**Given entries**
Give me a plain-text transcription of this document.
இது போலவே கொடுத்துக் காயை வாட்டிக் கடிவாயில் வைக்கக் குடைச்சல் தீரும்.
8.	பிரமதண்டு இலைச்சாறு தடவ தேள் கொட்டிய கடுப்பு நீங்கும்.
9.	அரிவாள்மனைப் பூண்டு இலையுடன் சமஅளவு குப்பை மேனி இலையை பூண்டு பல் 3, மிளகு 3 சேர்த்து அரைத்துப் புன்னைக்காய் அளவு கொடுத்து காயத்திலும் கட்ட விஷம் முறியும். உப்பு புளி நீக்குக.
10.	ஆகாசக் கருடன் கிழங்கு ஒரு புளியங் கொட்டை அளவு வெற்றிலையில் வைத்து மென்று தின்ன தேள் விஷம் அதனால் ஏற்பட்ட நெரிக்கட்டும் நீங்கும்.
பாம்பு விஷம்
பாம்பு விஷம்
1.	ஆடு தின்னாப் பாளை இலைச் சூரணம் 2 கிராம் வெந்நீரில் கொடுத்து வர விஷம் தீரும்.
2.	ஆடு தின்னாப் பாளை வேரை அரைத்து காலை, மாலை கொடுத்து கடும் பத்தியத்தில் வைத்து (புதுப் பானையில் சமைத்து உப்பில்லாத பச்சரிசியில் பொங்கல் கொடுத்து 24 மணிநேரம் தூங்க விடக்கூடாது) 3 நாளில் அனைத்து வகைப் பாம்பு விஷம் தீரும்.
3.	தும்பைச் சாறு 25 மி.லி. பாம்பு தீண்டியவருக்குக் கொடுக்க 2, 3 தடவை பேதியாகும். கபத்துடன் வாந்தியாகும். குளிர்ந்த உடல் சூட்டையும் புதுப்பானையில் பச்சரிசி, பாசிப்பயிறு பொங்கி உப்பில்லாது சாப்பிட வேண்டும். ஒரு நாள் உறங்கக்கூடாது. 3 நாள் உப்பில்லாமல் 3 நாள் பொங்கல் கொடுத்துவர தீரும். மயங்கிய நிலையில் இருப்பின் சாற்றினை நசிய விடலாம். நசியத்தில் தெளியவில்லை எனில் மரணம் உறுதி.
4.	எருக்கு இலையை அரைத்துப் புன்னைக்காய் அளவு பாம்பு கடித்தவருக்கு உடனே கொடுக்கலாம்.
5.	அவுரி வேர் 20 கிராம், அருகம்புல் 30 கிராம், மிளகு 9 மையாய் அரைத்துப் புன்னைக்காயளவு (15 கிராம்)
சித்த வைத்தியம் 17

**Stated goal**
Copy out the whole listing exactly; please set it all down.

**Completed task**
Give me a plain-text transcription of this document.
இது போலவே கொடுத்துக் காயை வாட்டிக் கடிவாயில் வைக்கக் குடைச்சல் தீரும்.
8.	பிரமதண்டு இலைச்சாறு தடவ தேள் கொட்டிய கடுப்பு நீங்கும்.
9.	அரிவாள்மனைப் பூண்டு இலையுடன் சமஅளவு குப்பை மேனி இலையை பூண்டு பல் 3, மிளகு 3 சேர்த்து அரைத்துப் புன்னைக்காய் அளவு கொடுத்து காயத்திலும் கட்ட விஷம் முறியும். உப்பு புளி நீக்குக.
10.	ஆகாசக் கருடன் கிழங்கு ஒரு புளியங் கொட்டை அளவு வெற்றிலையில் வைத்து மென்று தின்ன தேள் விஷம் அதனால் ஏற்பட்ட நெரிக்கட்டும் நீங்கும்.
பாம்பு விஷம்
பாம்பு விஷம்
1.	ஆடு தின்னாப் பாளை இலைச் சூரணம் 2 கிராம் வெந்நீரில் கொடுத்து வர விஷம் தீரும்.
2.	ஆடு தின்னாப் பாளை வேரை அரைத்து காலை, மாலை கொடுத்து கடும் பத்தியத்தில் வைத்து (புதுப் பானையில் சமைத்து உப்பில்லாத பச்சரிசியில் பொங்கல் கொடுத்து 24 மணிநேரம் தூங்க விடக்கூடாது) 3 நாளில் அனைத்து வகைப் பாம்பு விஷம் தீரும்.
3.	தும்பைச் சாறு 25 மி.லி. பாம்பு தீண்டியவருக்குக் கொடுக்க 2, 3 தடவை பேதியாகும். கபத்துடன் வாந்தியாகும். குளிர்ந்த உடல் சூட்டையும் புதுப்பானையில் பச்சரிசி, பாசிப்பயிறு பொங்கி உப்பில்லாது சாப்பிட வேண்டும். ஒரு நாள் உறங்கக்கூடாது. 3 நாள் உப்பில்லாமல் 3 நாள் பொங்கல் கொடுத்துவர தீரும். மயங்கிய நிலையில் இருப்பின் சாற்றினை நசிய விடலாம். நசியத்தில் தெளியவில்லை எனில் மரணம் உறுதி.
4.	எருக்கு இலையை அரைத்துப் புன்னைக்காய் அளவு பாம்பு கடித்தவருக்கு உடனே கொடுக்கலாம்.
5.	அவுரி வேர் 20 கிராம், அருகம்புல் 30 கிராம், மிளகு 9 மையாய் அரைத்துப் புன்னைக்காயளவு (15 கிராம்)
சித்த வைத்தியம் 17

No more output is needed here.